## START Records to process
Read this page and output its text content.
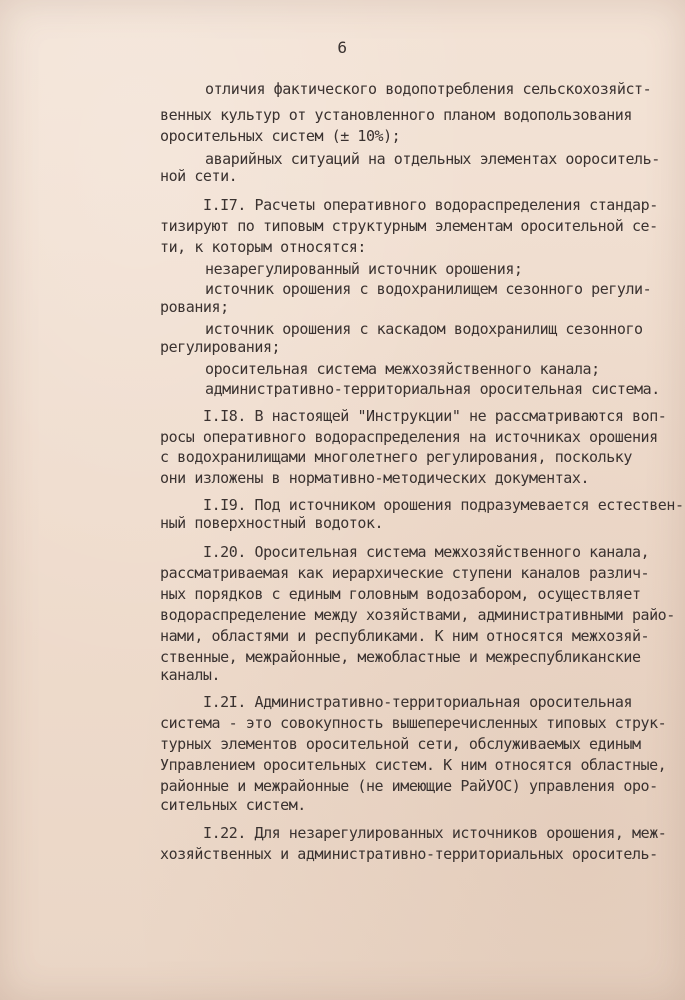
6
отличия фактического водопотребления сельскохозяйст-
венных культур от установленного планом водопользования
оросительных систем (± 10%);
аварийных ситуаций на отдельных элементах оороситель-
ной сети.
I.I7. Расчеты оперативного водораспределения стандар-
тизируют по типовым структурным элементам оросительной се-
ти, к которым относятся:
незарегулированный источник орошения;
источник орошения с водохранилищем сезонного регули-
рования;
источник орошения с каскадом водохранилищ сезонного
регулирования;
оросительная система межхозяйственного канала;
административно-территориальная оросительная система.
I.I8. В настоящей "Инструкции" не рассматриваются воп-
росы оперативного водораспределения на источниках орошения
с водохранилищами многолетнего регулирования, поскольку
они изложены в нормативно-методических документах.
I.I9. Под источником орошения подразумевается естествен-
ный поверхностный водоток.
I.20. Оросительная система межхозяйственного канала,
рассматриваемая как иерархические ступени каналов различ-
ных порядков с единым головным водозабором, осуществляет
водораспределение между хозяйствами, административными райо-
нами, областями и республиками. К ним относятся межхозяй-
ственные, межрайонные, межобластные и межреспубликанские
каналы.
I.2I. Административно-территориальная оросительная
система - это совокупность вышеперечисленных типовых струк-
турных элементов оросительной сети, обслуживаемых единым
Управлением оросительных систем. К ним относятся областные,
районные и межрайонные (не имеющие РайУОС) управления оро-
сительных систем.
I.22. Для незарегулированных источников орошения, меж-
хозяйственных и административно-территориальных ороситель-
## END Records to process
* Prompt:
Reproduce every record above exactly, omitting the pictures.

* Solution to this exercise:
Read this page and output its text content.
6
отличия фактического водопотребления сельскохозяйст-
венных культур от установленного планом водопользования
оросительных систем (± 10%);
аварийных ситуаций на отдельных элементах оороситель-
ной сети.
I.I7. Расчеты оперативного водораспределения стандар-
тизируют по типовым структурным элементам оросительной се-
ти, к которым относятся:
незарегулированный источник орошения;
источник орошения с водохранилищем сезонного регули-
рования;
источник орошения с каскадом водохранилищ сезонного
регулирования;
оросительная система межхозяйственного канала;
административно-территориальная оросительная система.
I.I8. В настоящей "Инструкции" не рассматриваются воп-
росы оперативного водораспределения на источниках орошения
с водохранилищами многолетнего регулирования, поскольку
они изложены в нормативно-методических документах.
I.I9. Под источником орошения подразумевается естествен-
ный поверхностный водоток.
I.20. Оросительная система межхозяйственного канала,
рассматриваемая как иерархические ступени каналов различ-
ных порядков с единым головным водозабором, осуществляет
водораспределение между хозяйствами, административными райо-
нами, областями и республиками. К ним относятся межхозяй-
ственные, межрайонные, межобластные и межреспубликанские
каналы.
I.2I. Административно-территориальная оросительная
система - это совокупность вышеперечисленных типовых струк-
турных элементов оросительной сети, обслуживаемых единым
Управлением оросительных систем. К ним относятся областные,
районные и межрайонные (не имеющие РайУОС) управления оро-
сительных систем.
I.22. Для незарегулированных источников орошения, меж-
хозяйственных и административно-территориальных ороситель-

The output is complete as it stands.